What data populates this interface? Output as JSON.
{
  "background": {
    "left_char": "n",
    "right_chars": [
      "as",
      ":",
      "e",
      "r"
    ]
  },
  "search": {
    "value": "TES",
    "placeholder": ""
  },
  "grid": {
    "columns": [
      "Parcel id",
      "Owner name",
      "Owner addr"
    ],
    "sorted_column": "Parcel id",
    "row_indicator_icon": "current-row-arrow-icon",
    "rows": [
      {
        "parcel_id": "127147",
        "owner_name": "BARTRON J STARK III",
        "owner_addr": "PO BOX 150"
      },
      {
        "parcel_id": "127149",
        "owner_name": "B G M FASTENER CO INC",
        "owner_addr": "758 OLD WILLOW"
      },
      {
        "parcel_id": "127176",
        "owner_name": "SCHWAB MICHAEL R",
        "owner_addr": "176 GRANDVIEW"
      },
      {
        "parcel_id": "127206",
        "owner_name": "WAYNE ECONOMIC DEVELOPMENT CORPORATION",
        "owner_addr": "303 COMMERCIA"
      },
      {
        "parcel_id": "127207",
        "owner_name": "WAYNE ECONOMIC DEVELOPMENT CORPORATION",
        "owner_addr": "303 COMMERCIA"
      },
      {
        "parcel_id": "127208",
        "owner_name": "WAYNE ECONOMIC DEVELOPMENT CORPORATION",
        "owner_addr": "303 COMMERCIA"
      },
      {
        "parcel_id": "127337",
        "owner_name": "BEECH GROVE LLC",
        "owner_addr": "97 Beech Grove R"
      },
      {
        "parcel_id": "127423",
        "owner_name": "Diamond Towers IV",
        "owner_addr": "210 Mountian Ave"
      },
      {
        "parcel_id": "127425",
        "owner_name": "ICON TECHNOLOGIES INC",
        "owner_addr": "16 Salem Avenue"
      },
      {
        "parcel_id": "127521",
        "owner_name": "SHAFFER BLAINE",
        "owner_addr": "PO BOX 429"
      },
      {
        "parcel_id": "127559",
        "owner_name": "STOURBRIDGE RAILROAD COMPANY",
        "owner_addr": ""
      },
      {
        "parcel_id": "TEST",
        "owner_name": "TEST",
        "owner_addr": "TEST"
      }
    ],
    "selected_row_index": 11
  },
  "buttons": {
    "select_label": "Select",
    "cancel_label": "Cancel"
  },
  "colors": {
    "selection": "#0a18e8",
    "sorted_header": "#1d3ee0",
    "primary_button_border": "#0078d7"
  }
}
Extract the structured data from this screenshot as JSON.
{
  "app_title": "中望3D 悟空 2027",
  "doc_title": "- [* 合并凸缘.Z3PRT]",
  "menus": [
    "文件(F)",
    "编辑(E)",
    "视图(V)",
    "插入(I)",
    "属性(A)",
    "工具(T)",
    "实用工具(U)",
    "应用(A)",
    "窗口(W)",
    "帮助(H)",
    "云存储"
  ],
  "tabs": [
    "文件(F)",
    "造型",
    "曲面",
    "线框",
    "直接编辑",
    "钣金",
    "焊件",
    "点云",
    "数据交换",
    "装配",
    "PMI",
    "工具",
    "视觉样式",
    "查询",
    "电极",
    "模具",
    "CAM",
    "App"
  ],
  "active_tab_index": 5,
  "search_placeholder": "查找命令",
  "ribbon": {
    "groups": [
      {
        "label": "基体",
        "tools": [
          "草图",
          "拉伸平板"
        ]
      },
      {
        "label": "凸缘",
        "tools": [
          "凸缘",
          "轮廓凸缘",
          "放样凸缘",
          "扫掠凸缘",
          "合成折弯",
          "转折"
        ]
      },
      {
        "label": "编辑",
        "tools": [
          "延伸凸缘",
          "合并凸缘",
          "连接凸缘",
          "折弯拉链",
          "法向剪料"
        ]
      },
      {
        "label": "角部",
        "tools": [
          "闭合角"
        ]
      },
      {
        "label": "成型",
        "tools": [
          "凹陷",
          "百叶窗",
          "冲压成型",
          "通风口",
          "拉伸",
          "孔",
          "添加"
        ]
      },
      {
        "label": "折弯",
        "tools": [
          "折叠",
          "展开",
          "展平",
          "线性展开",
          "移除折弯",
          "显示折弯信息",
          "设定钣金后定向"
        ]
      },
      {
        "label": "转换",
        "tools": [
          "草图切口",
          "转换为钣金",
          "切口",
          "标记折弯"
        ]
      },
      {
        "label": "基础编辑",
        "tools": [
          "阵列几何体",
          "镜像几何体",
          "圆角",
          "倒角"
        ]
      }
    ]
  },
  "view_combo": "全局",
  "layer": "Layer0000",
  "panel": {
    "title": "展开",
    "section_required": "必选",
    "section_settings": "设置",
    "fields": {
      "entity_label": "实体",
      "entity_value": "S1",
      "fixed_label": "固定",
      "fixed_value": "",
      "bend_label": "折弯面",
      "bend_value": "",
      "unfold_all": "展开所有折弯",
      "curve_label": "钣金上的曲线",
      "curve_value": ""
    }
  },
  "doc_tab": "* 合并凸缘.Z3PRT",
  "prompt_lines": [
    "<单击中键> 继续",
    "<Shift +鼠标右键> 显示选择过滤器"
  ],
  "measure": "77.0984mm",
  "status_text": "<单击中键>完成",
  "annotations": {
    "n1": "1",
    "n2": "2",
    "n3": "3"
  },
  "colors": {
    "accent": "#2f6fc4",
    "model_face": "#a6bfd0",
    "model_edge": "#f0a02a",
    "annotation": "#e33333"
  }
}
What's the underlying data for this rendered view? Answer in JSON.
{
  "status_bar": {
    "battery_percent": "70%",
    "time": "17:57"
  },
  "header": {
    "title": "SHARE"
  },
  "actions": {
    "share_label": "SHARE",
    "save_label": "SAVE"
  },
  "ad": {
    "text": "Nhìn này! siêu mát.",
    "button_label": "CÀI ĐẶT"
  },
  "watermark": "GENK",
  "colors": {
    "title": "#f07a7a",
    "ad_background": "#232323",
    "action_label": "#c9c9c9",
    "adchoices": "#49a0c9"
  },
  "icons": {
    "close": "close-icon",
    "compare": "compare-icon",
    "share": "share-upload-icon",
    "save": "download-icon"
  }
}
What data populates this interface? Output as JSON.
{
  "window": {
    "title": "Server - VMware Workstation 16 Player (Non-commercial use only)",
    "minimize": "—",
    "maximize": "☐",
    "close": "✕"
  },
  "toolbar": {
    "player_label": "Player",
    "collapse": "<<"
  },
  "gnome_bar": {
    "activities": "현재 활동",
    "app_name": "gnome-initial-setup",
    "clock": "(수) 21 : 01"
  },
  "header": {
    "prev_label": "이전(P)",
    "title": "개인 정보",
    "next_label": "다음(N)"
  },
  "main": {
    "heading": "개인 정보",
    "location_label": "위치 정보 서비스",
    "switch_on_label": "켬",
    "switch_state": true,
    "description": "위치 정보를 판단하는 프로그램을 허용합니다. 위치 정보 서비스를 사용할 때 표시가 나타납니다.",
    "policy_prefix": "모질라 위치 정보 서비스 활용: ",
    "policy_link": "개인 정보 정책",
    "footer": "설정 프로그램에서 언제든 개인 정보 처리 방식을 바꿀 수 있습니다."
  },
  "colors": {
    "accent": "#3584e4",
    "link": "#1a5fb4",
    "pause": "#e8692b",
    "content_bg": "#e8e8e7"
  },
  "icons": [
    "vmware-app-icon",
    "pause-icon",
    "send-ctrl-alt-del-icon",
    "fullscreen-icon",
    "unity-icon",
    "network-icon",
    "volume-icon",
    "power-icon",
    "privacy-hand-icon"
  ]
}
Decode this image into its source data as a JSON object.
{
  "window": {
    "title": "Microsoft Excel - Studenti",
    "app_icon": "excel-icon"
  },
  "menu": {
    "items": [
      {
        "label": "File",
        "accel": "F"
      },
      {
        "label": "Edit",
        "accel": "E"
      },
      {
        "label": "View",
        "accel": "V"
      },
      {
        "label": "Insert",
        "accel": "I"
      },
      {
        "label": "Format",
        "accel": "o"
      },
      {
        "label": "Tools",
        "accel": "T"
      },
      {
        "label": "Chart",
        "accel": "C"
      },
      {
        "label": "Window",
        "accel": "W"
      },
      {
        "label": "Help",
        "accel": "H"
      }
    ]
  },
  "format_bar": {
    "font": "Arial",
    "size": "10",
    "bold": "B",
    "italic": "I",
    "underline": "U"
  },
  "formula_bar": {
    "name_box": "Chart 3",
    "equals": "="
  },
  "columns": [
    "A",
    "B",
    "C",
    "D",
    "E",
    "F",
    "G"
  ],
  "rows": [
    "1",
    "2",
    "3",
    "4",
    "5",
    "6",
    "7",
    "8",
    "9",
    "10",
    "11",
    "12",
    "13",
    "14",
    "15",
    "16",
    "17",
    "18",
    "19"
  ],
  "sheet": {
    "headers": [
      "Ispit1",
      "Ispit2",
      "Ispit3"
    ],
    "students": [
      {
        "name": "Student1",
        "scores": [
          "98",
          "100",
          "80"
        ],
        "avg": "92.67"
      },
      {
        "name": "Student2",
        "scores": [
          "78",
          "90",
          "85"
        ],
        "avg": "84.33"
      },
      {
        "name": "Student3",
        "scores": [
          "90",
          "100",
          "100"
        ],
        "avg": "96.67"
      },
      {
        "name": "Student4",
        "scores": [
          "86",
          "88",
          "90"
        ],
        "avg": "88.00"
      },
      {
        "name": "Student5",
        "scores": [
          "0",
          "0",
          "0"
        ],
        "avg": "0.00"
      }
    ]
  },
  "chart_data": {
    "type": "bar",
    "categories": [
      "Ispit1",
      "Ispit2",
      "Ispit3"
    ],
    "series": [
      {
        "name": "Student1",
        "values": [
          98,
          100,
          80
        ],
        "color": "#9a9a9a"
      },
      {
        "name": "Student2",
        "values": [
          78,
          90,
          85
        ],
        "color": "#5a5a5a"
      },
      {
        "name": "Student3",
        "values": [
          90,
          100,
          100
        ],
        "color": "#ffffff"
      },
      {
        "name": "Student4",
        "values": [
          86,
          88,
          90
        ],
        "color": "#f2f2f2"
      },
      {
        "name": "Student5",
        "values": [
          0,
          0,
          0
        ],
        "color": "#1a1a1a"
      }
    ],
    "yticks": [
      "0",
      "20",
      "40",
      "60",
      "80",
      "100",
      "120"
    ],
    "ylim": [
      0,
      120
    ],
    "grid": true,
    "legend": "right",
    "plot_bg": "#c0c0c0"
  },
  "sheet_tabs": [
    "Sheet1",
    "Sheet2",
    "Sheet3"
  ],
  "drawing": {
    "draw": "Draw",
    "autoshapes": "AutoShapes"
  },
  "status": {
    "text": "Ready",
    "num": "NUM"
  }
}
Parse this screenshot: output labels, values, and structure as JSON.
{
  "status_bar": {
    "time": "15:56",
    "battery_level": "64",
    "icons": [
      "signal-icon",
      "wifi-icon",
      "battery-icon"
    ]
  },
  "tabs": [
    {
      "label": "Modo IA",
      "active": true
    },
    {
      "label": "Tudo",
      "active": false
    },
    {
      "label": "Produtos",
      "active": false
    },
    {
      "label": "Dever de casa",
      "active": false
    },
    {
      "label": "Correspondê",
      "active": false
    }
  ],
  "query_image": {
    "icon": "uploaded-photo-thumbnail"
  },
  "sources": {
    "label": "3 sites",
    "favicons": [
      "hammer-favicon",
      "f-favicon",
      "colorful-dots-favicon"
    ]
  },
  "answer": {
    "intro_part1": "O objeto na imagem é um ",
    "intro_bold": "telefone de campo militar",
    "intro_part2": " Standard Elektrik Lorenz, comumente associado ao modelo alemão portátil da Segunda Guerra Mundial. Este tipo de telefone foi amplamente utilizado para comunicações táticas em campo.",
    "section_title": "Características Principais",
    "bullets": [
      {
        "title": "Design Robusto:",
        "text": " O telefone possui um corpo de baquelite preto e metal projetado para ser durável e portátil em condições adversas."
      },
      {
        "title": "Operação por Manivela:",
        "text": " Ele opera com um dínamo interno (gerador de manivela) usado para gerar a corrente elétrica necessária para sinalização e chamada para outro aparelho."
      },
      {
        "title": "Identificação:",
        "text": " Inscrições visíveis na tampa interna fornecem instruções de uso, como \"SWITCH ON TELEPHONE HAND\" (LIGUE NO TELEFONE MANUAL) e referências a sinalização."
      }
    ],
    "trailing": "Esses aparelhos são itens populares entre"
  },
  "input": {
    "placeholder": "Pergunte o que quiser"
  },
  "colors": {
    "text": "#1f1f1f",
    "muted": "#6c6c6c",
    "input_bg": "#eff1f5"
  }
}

What this task involves
Report each line of the material above where the word "sinalização" appears.

Solution below
        "text": " Ele opera com um dínamo interno (gerador de manivela) usado para gerar a corrente elétrica necessária para sinalização e chamada para outro aparelho."
        "text": " Inscrições visíveis na tampa interna fornecem instruções de uso, como \"SWITCH ON TELEPHONE HAND\" (LIGUE NO TELEFONE MANUAL) e referências a sinalização."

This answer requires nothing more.